- [Request]: Please output every line of the material as it stands, without the pictures.

(Source data)
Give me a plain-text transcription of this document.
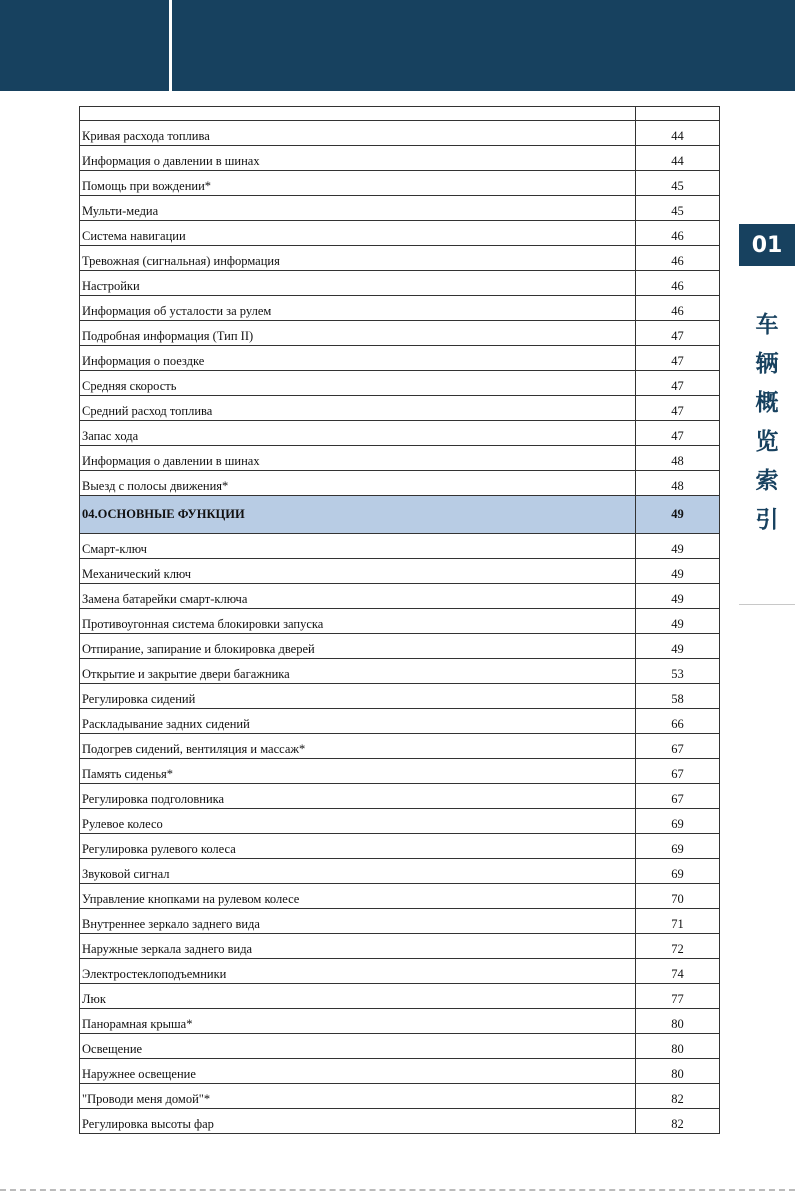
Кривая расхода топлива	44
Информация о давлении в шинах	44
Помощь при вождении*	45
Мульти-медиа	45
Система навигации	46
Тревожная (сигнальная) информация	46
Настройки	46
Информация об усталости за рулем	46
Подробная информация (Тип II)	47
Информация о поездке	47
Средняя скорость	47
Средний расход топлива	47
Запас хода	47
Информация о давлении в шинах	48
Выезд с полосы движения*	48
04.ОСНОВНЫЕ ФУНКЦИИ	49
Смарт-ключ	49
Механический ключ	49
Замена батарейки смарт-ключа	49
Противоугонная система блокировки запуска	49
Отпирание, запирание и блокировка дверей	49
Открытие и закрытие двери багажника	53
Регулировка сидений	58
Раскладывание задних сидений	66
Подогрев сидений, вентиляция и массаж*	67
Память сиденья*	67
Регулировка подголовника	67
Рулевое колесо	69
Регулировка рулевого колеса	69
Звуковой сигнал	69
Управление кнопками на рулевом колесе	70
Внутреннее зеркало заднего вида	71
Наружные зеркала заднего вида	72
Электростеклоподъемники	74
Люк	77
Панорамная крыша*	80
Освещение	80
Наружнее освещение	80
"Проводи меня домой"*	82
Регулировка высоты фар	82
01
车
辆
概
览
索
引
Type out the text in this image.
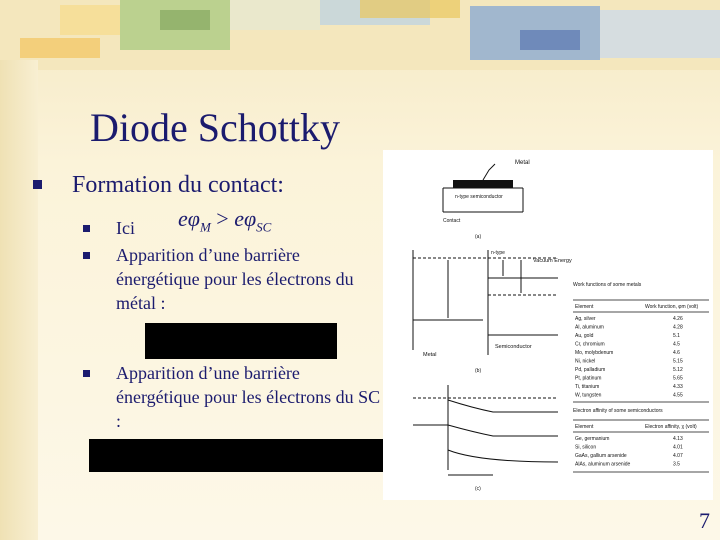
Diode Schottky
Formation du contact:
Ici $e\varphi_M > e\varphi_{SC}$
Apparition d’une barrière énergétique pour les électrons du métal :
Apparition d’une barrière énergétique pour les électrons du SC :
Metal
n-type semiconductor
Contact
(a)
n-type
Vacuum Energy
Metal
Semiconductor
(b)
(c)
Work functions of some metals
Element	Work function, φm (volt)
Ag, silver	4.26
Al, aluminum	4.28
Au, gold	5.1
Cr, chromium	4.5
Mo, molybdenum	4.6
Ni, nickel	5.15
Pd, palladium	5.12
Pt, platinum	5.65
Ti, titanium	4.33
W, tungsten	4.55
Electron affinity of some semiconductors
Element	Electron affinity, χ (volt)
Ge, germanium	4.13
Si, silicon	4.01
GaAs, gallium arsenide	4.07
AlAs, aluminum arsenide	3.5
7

- [Output for this task]:
Give me a plain-text transcription of this document.
Кривая расхода топлива	44
Информация о давлении в шинах	44
Помощь при вождении*	45
Мульти-медиа	45
Система навигации	46
Тревожная (сигнальная) информация	46
Настройки	46
Информация об усталости за рулем	46
Подробная информация (Тип II)	47
Информация о поездке	47
Средняя скорость	47
Средний расход топлива	47
Запас хода	47
Информация о давлении в шинах	48
Выезд с полосы движения*	48
04.ОСНОВНЫЕ ФУНКЦИИ	49
Смарт-ключ	49
Механический ключ	49
Замена батарейки смарт-ключа	49
Противоугонная система блокировки запуска	49
Отпирание, запирание и блокировка дверей	49
Открытие и закрытие двери багажника	53
Регулировка сидений	58
Раскладывание задних сидений	66
Подогрев сидений, вентиляция и массаж*	67
Память сиденья*	67
Регулировка подголовника	67
Рулевое колесо	69
Регулировка рулевого колеса	69
Звуковой сигнал	69
Управление кнопками на рулевом колесе	70
Внутреннее зеркало заднего вида	71
Наружные зеркала заднего вида	72
Электростеклоподъемники	74
Люк	77
Панорамная крыша*	80
Освещение	80
Наружнее освещение	80
"Проводи меня домой"*	82
Регулировка высоты фар	82
01
车
辆
概
览
索
引
Type out the text in this image.
Diode Schottky
Formation du contact:
Ici $e\varphi_M > e\varphi_{SC}$
Apparition d’une barrière énergétique pour les électrons du métal :
Apparition d’une barrière énergétique pour les électrons du SC :
Metal
n-type semiconductor
Contact
(a)
n-type
Vacuum Energy
Metal
Semiconductor
(b)
(c)
Work functions of some metals
Element	Work function, φm (volt)
Ag, silver	4.26
Al, aluminum	4.28
Au, gold	5.1
Cr, chromium	4.5
Mo, molybdenum	4.6
Ni, nickel	5.15
Pd, palladium	5.12
Pt, platinum	5.65
Ti, titanium	4.33
W, tungsten	4.55
Electron affinity of some semiconductors
Element	Electron affinity, χ (volt)
Ge, germanium	4.13
Si, silicon	4.01
GaAs, gallium arsenide	4.07
AlAs, aluminum arsenide	3.5
7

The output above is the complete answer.